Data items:
+++++

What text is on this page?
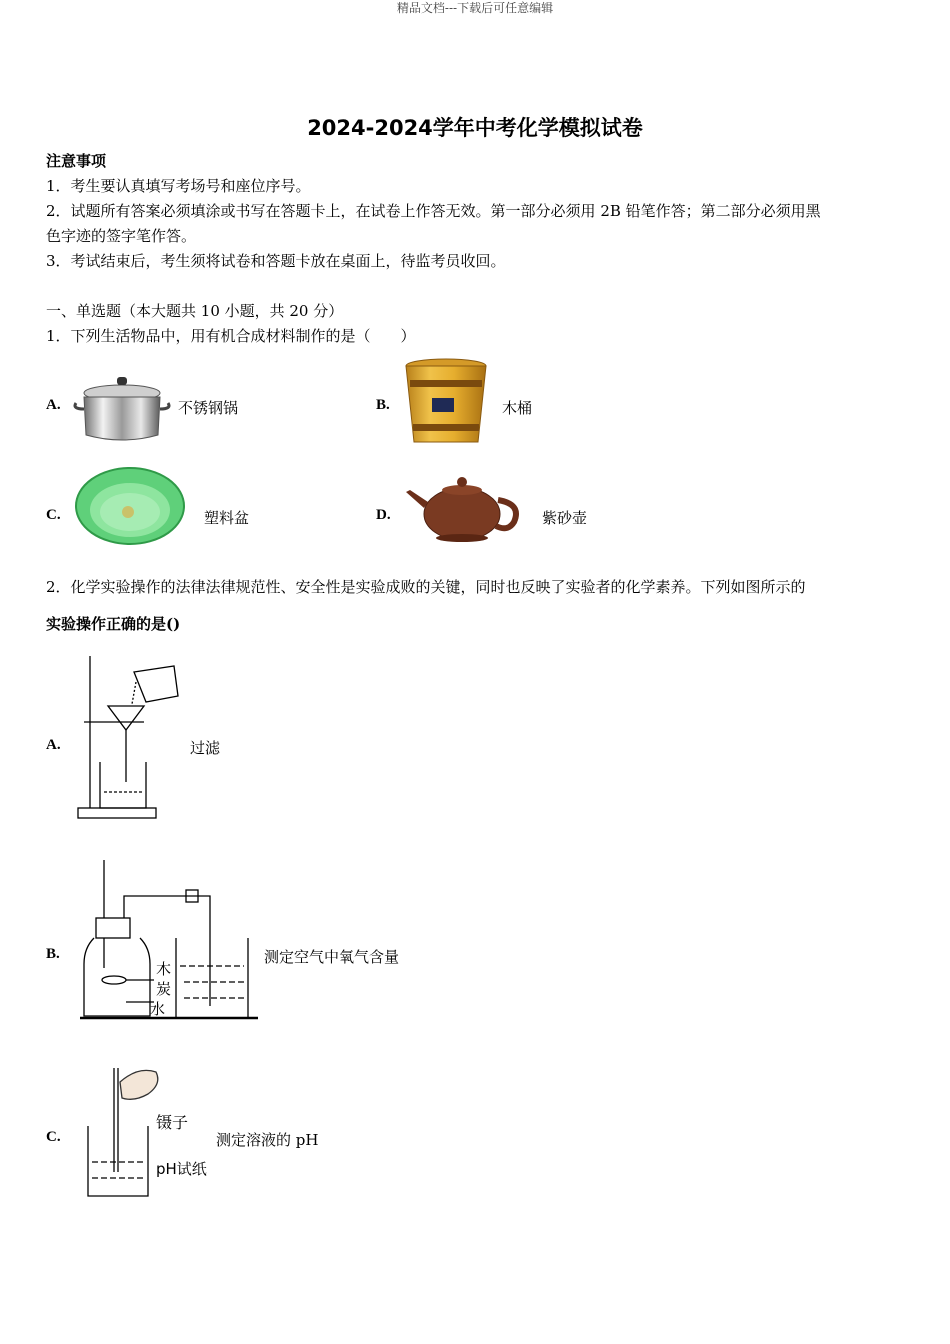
精品文档---下载后可任意编辑
2024-2024学年中考化学模拟试卷
注意事项
1．考生要认真填写考场号和座位序号。
2．试题所有答案必须填涂或书写在答题卡上，在试卷上作答无效。第一部分必须用 2B 铅笔作答；第二部分必须用黑
色字迹的签字笔作答。
3．考试结束后，考生须将试卷和答题卡放在桌面上，待监考员收回。
一、单选题（本大题共 10 小题，共 20 分）
1．下列生活物品中，用有机合成材料制作的是（　　）
A.	不锈钢锅	B.	木桶
C.	塑料盆	D.	紫砂壶
2．化学实验操作的法律法律规范性、安全性是实验成败的关键，同时也反映了实验者的化学素养。下列如图所示的
实验操作正确的是()
A.	过滤
B.
木
炭
水
测定空气中氧气含量
C.
镊子
pH试纸
测定溶液的 pH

+++++

■ **Exercise goal**: Transcribe the whole listing, character for character, but not its images.

■ **Task answer**:
What text is on this page?
精品文档---下载后可任意编辑
2024-2024学年中考化学模拟试卷
注意事项
1．考生要认真填写考场号和座位序号。
2．试题所有答案必须填涂或书写在答题卡上，在试卷上作答无效。第一部分必须用 2B 铅笔作答；第二部分必须用黑
色字迹的签字笔作答。
3．考试结束后，考生须将试卷和答题卡放在桌面上，待监考员收回。
一、单选题（本大题共 10 小题，共 20 分）
1．下列生活物品中，用有机合成材料制作的是（　　）
A.	不锈钢锅	B.	木桶
C.	塑料盆	D.	紫砂壶
2．化学实验操作的法律法律规范性、安全性是实验成败的关键，同时也反映了实验者的化学素养。下列如图所示的
实验操作正确的是()
A.	过滤
B.
木
炭
水
测定空气中氧气含量
C.
镊子
pH试纸
测定溶液的 pH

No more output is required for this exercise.